Set task: Return the full material exactly.

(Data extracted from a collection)
★ ★ ★ ★ ★ ★ ★

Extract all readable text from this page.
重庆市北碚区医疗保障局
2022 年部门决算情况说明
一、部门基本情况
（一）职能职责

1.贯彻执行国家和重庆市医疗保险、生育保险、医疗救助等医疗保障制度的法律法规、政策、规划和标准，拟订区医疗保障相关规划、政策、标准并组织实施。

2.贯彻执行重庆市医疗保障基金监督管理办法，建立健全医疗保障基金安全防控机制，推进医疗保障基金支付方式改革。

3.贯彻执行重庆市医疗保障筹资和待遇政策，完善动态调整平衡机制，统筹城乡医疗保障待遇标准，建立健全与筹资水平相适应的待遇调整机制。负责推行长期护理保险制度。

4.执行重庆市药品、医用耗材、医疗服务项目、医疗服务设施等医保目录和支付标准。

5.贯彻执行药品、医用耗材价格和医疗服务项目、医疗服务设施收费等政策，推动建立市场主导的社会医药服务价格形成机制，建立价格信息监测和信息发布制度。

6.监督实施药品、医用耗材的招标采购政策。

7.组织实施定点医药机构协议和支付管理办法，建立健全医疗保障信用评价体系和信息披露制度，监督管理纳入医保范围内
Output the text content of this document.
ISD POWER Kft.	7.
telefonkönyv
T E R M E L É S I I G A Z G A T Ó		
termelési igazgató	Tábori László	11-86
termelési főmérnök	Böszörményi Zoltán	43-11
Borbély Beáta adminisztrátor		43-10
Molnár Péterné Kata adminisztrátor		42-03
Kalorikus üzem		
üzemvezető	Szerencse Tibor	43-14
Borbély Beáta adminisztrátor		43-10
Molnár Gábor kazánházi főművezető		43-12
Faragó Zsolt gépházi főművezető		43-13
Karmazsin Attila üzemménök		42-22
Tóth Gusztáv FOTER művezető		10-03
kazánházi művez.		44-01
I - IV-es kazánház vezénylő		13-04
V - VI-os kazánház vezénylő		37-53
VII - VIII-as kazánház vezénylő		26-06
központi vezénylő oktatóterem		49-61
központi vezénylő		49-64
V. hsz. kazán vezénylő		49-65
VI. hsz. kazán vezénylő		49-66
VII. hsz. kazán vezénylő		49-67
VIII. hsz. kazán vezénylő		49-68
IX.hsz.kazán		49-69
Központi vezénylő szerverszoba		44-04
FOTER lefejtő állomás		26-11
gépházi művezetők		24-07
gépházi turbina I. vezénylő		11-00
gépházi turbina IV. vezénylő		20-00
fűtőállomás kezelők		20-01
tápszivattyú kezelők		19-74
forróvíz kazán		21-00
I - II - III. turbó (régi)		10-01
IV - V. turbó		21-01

★ ★ ★ ★ ★ ★ ★

Result below:
Extract all readable text from this page.
重庆市北碚区医疗保障局
2022 年部门决算情况说明
一、部门基本情况
（一）职能职责

1.贯彻执行国家和重庆市医疗保险、生育保险、医疗救助等医疗保障制度的法律法规、政策、规划和标准，拟订区医疗保障相关规划、政策、标准并组织实施。

2.贯彻执行重庆市医疗保障基金监督管理办法，建立健全医疗保障基金安全防控机制，推进医疗保障基金支付方式改革。

3.贯彻执行重庆市医疗保障筹资和待遇政策，完善动态调整平衡机制，统筹城乡医疗保障待遇标准，建立健全与筹资水平相适应的待遇调整机制。负责推行长期护理保险制度。

4.执行重庆市药品、医用耗材、医疗服务项目、医疗服务设施等医保目录和支付标准。

5.贯彻执行药品、医用耗材价格和医疗服务项目、医疗服务设施收费等政策，推动建立市场主导的社会医药服务价格形成机制，建立价格信息监测和信息发布制度。

6.监督实施药品、医用耗材的招标采购政策。

7.组织实施定点医药机构协议和支付管理办法，建立健全医疗保障信用评价体系和信息披露制度，监督管理纳入医保范围内
Output the text content of this document.
ISD POWER Kft.	7.
telefonkönyv
T E R M E L É S I I G A Z G A T Ó		
termelési igazgató	Tábori László	11-86
termelési főmérnök	Böszörményi Zoltán	43-11
Borbély Beáta adminisztrátor		43-10
Molnár Péterné Kata adminisztrátor		42-03
Kalorikus üzem		
üzemvezető	Szerencse Tibor	43-14
Borbély Beáta adminisztrátor		43-10
Molnár Gábor kazánházi főművezető		43-12
Faragó Zsolt gépházi főművezető		43-13
Karmazsin Attila üzemménök		42-22
Tóth Gusztáv FOTER művezető		10-03
kazánházi művez.		44-01
I - IV-es kazánház vezénylő		13-04
V - VI-os kazánház vezénylő		37-53
VII - VIII-as kazánház vezénylő		26-06
központi vezénylő oktatóterem		49-61
központi vezénylő		49-64
V. hsz. kazán vezénylő		49-65
VI. hsz. kazán vezénylő		49-66
VII. hsz. kazán vezénylő		49-67
VIII. hsz. kazán vezénylő		49-68
IX.hsz.kazán		49-69
Központi vezénylő szerverszoba		44-04
FOTER lefejtő állomás		26-11
gépházi művezetők		24-07
gépházi turbina I. vezénylő		11-00
gépházi turbina IV. vezénylő		20-00
fűtőállomás kezelők		20-01
tápszivattyú kezelők		19-74
forróvíz kazán		21-00
I - II - III. turbó (régi)		10-01
IV - V. turbó		21-01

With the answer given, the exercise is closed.